WRITTEN EXERCISE: Every entry must be given again exactly.
— Start of STORED DATA —
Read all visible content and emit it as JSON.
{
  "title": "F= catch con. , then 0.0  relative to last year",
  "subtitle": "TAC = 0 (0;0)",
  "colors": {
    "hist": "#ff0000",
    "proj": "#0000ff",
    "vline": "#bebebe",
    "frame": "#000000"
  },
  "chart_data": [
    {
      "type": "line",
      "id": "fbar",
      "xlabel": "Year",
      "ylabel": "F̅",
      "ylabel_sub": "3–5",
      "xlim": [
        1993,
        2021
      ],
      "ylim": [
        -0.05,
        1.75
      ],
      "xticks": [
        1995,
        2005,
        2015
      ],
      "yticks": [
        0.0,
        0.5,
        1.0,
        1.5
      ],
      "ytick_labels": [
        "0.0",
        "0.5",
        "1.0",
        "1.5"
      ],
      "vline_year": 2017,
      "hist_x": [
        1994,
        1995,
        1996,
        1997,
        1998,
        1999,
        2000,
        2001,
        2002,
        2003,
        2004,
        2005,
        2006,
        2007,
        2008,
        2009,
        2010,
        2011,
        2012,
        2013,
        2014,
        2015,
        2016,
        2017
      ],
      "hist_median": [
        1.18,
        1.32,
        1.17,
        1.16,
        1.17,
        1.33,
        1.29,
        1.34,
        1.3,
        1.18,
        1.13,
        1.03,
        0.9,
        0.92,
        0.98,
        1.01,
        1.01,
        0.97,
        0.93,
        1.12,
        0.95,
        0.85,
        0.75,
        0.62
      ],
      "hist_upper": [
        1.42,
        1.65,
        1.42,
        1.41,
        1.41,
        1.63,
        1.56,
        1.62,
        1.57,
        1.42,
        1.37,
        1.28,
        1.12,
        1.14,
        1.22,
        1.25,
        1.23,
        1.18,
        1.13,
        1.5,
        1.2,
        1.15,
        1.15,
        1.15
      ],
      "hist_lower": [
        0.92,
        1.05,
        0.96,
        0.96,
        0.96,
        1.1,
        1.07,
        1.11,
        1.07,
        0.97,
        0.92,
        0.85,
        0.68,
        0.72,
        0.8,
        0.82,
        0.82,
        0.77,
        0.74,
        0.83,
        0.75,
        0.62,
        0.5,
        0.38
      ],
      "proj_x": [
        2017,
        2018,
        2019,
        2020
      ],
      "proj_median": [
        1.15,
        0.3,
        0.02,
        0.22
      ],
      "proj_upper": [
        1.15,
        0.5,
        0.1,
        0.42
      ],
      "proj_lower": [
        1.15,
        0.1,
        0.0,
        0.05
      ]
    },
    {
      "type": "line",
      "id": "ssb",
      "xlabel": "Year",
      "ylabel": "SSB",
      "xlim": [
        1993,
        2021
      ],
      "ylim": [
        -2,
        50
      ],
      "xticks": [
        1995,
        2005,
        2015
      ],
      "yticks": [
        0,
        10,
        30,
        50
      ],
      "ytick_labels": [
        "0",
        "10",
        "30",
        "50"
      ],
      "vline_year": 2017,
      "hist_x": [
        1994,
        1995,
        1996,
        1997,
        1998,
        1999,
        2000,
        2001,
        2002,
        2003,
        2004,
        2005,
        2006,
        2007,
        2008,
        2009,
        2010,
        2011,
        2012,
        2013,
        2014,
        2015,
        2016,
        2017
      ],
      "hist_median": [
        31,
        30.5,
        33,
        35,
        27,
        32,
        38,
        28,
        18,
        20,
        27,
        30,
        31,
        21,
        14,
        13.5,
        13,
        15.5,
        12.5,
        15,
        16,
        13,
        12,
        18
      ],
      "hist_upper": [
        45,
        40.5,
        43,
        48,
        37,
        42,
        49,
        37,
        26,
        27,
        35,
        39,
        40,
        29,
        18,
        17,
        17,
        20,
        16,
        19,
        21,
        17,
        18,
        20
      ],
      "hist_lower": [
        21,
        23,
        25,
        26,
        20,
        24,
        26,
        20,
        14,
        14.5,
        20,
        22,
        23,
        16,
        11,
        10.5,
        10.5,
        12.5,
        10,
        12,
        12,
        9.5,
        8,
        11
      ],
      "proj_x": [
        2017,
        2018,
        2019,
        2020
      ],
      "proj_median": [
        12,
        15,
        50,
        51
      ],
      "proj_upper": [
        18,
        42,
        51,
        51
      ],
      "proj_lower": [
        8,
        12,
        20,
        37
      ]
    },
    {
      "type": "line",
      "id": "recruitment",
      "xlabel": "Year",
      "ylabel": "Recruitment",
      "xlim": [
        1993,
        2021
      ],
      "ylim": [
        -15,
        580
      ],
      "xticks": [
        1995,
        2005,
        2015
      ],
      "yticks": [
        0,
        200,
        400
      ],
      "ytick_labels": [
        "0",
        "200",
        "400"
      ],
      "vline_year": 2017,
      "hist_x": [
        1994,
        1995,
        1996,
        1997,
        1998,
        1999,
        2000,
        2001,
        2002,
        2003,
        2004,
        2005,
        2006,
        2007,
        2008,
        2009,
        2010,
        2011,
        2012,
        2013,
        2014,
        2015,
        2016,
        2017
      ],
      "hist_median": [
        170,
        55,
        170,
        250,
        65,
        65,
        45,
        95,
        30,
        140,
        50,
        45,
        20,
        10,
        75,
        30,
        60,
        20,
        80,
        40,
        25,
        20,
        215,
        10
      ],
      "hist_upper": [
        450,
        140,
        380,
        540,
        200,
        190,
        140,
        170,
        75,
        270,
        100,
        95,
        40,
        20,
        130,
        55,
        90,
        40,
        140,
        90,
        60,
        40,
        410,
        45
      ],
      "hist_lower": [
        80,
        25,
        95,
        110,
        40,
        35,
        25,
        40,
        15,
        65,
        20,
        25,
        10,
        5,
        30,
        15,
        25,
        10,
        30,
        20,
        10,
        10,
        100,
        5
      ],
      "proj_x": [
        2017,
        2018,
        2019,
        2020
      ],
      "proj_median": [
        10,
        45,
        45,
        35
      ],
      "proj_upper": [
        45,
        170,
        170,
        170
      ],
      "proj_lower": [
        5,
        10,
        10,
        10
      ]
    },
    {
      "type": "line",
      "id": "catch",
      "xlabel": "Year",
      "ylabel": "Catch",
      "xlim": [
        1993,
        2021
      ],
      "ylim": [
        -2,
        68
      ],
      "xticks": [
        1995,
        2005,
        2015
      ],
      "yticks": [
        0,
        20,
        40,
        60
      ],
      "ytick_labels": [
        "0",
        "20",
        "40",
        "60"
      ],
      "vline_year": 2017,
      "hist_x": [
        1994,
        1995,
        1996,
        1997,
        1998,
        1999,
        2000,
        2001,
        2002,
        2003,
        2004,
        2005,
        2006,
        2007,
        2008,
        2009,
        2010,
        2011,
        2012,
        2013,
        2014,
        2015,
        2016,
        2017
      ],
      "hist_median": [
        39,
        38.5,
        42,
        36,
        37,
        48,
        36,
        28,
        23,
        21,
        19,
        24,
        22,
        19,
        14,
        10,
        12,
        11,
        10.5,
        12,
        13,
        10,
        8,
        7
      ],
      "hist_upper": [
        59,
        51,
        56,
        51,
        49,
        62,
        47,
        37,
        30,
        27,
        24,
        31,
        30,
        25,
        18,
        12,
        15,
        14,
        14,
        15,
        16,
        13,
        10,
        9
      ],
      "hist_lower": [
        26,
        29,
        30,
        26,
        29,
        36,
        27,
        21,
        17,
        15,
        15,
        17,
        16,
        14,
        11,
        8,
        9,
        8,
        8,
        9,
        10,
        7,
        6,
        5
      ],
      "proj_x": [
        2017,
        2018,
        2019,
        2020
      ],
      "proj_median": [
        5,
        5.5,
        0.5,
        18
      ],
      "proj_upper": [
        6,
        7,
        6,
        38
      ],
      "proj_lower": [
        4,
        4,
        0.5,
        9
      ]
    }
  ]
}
— End of STORED DATA —
CORRECT RESULT:
Read all visible content and emit it as JSON.
{
  "title": "F= catch con. , then 0.0  relative to last year",
  "subtitle": "TAC = 0 (0;0)",
  "colors": {
    "hist": "#ff0000",
    "proj": "#0000ff",
    "vline": "#bebebe",
    "frame": "#000000"
  },
  "chart_data": [
    {
      "type": "line",
      "id": "fbar",
      "xlabel": "Year",
      "ylabel": "F̅",
      "ylabel_sub": "3–5",
      "xlim": [
        1993,
        2021
      ],
      "ylim": [
        -0.05,
        1.75
      ],
      "xticks": [
        1995,
        2005,
        2015
      ],
      "yticks": [
        0.0,
        0.5,
        1.0,
        1.5
      ],
      "ytick_labels": [
        "0.0",
        "0.5",
        "1.0",
        "1.5"
      ],
      "vline_year": 2017,
      "hist_x": [
        1994,
        1995,
        1996,
        1997,
        1998,
        1999,
        2000,
        2001,
        2002,
        2003,
        2004,
        2005,
        2006,
        2007,
        2008,
        2009,
        2010,
        2011,
        2012,
        2013,
        2014,
        2015,
        2016,
        2017
      ],
      "hist_median": [
        1.18,
        1.32,
        1.17,
        1.16,
        1.17,
        1.33,
        1.29,
        1.34,
        1.3,
        1.18,
        1.13,
        1.03,
        0.9,
        0.92,
        0.98,
        1.01,
        1.01,
        0.97,
        0.93,
        1.12,
        0.95,
        0.85,
        0.75,
        0.62
      ],
      "hist_upper": [
        1.42,
        1.65,
        1.42,
        1.41,
        1.41,
        1.63,
        1.56,
        1.62,
        1.57,
        1.42,
        1.37,
        1.28,
        1.12,
        1.14,
        1.22,
        1.25,
        1.23,
        1.18,
        1.13,
        1.5,
        1.2,
        1.15,
        1.15,
        1.15
      ],
      "hist_lower": [
        0.92,
        1.05,
        0.96,
        0.96,
        0.96,
        1.1,
        1.07,
        1.11,
        1.07,
        0.97,
        0.92,
        0.85,
        0.68,
        0.72,
        0.8,
        0.82,
        0.82,
        0.77,
        0.74,
        0.83,
        0.75,
        0.62,
        0.5,
        0.38
      ],
      "proj_x": [
        2017,
        2018,
        2019,
        2020
      ],
      "proj_median": [
        1.15,
        0.3,
        0.02,
        0.22
      ],
      "proj_upper": [
        1.15,
        0.5,
        0.1,
        0.42
      ],
      "proj_lower": [
        1.15,
        0.1,
        0.0,
        0.05
      ]
    },
    {
      "type": "line",
      "id": "ssb",
      "xlabel": "Year",
      "ylabel": "SSB",
      "xlim": [
        1993,
        2021
      ],
      "ylim": [
        -2,
        50
      ],
      "xticks": [
        1995,
        2005,
        2015
      ],
      "yticks": [
        0,
        10,
        30,
        50
      ],
      "ytick_labels": [
        "0",
        "10",
        "30",
        "50"
      ],
      "vline_year": 2017,
      "hist_x": [
        1994,
        1995,
        1996,
        1997,
        1998,
        1999,
        2000,
        2001,
        2002,
        2003,
        2004,
        2005,
        2006,
        2007,
        2008,
        2009,
        2010,
        2011,
        2012,
        2013,
        2014,
        2015,
        2016,
        2017
      ],
      "hist_median": [
        31,
        30.5,
        33,
        35,
        27,
        32,
        38,
        28,
        18,
        20,
        27,
        30,
        31,
        21,
        14,
        13.5,
        13,
        15.5,
        12.5,
        15,
        16,
        13,
        12,
        18
      ],
      "hist_upper": [
        45,
        40.5,
        43,
        48,
        37,
        42,
        49,
        37,
        26,
        27,
        35,
        39,
        40,
        29,
        18,
        17,
        17,
        20,
        16,
        19,
        21,
        17,
        18,
        20
      ],
      "hist_lower": [
        21,
        23,
        25,
        26,
        20,
        24,
        26,
        20,
        14,
        14.5,
        20,
        22,
        23,
        16,
        11,
        10.5,
        10.5,
        12.5,
        10,
        12,
        12,
        9.5,
        8,
        11
      ],
      "proj_x": [
        2017,
        2018,
        2019,
        2020
      ],
      "proj_median": [
        12,
        15,
        50,
        51
      ],
      "proj_upper": [
        18,
        42,
        51,
        51
      ],
      "proj_lower": [
        8,
        12,
        20,
        37
      ]
    },
    {
      "type": "line",
      "id": "recruitment",
      "xlabel": "Year",
      "ylabel": "Recruitment",
      "xlim": [
        1993,
        2021
      ],
      "ylim": [
        -15,
        580
      ],
      "xticks": [
        1995,
        2005,
        2015
      ],
      "yticks": [
        0,
        200,
        400
      ],
      "ytick_labels": [
        "0",
        "200",
        "400"
      ],
      "vline_year": 2017,
      "hist_x": [
        1994,
        1995,
        1996,
        1997,
        1998,
        1999,
        2000,
        2001,
        2002,
        2003,
        2004,
        2005,
        2006,
        2007,
        2008,
        2009,
        2010,
        2011,
        2012,
        2013,
        2014,
        2015,
        2016,
        2017
      ],
      "hist_median": [
        170,
        55,
        170,
        250,
        65,
        65,
        45,
        95,
        30,
        140,
        50,
        45,
        20,
        10,
        75,
        30,
        60,
        20,
        80,
        40,
        25,
        20,
        215,
        10
      ],
      "hist_upper": [
        450,
        140,
        380,
        540,
        200,
        190,
        140,
        170,
        75,
        270,
        100,
        95,
        40,
        20,
        130,
        55,
        90,
        40,
        140,
        90,
        60,
        40,
        410,
        45
      ],
      "hist_lower": [
        80,
        25,
        95,
        110,
        40,
        35,
        25,
        40,
        15,
        65,
        20,
        25,
        10,
        5,
        30,
        15,
        25,
        10,
        30,
        20,
        10,
        10,
        100,
        5
      ],
      "proj_x": [
        2017,
        2018,
        2019,
        2020
      ],
      "proj_median": [
        10,
        45,
        45,
        35
      ],
      "proj_upper": [
        45,
        170,
        170,
        170
      ],
      "proj_lower": [
        5,
        10,
        10,
        10
      ]
    },
    {
      "type": "line",
      "id": "catch",
      "xlabel": "Year",
      "ylabel": "Catch",
      "xlim": [
        1993,
        2021
      ],
      "ylim": [
        -2,
        68
      ],
      "xticks": [
        1995,
        2005,
        2015
      ],
      "yticks": [
        0,
        20,
        40,
        60
      ],
      "ytick_labels": [
        "0",
        "20",
        "40",
        "60"
      ],
      "vline_year": 2017,
      "hist_x": [
        1994,
        1995,
        1996,
        1997,
        1998,
        1999,
        2000,
        2001,
        2002,
        2003,
        2004,
        2005,
        2006,
        2007,
        2008,
        2009,
        2010,
        2011,
        2012,
        2013,
        2014,
        2015,
        2016,
        2017
      ],
      "hist_median": [
        39,
        38.5,
        42,
        36,
        37,
        48,
        36,
        28,
        23,
        21,
        19,
        24,
        22,
        19,
        14,
        10,
        12,
        11,
        10.5,
        12,
        13,
        10,
        8,
        7
      ],
      "hist_upper": [
        59,
        51,
        56,
        51,
        49,
        62,
        47,
        37,
        30,
        27,
        24,
        31,
        30,
        25,
        18,
        12,
        15,
        14,
        14,
        15,
        16,
        13,
        10,
        9
      ],
      "hist_lower": [
        26,
        29,
        30,
        26,
        29,
        36,
        27,
        21,
        17,
        15,
        15,
        17,
        16,
        14,
        11,
        8,
        9,
        8,
        8,
        9,
        10,
        7,
        6,
        5
      ],
      "proj_x": [
        2017,
        2018,
        2019,
        2020
      ],
      "proj_median": [
        5,
        5.5,
        0.5,
        18
      ],
      "proj_upper": [
        6,
        7,
        6,
        38
      ],
      "proj_lower": [
        4,
        4,
        0.5,
        9
      ]
    }
  ]
}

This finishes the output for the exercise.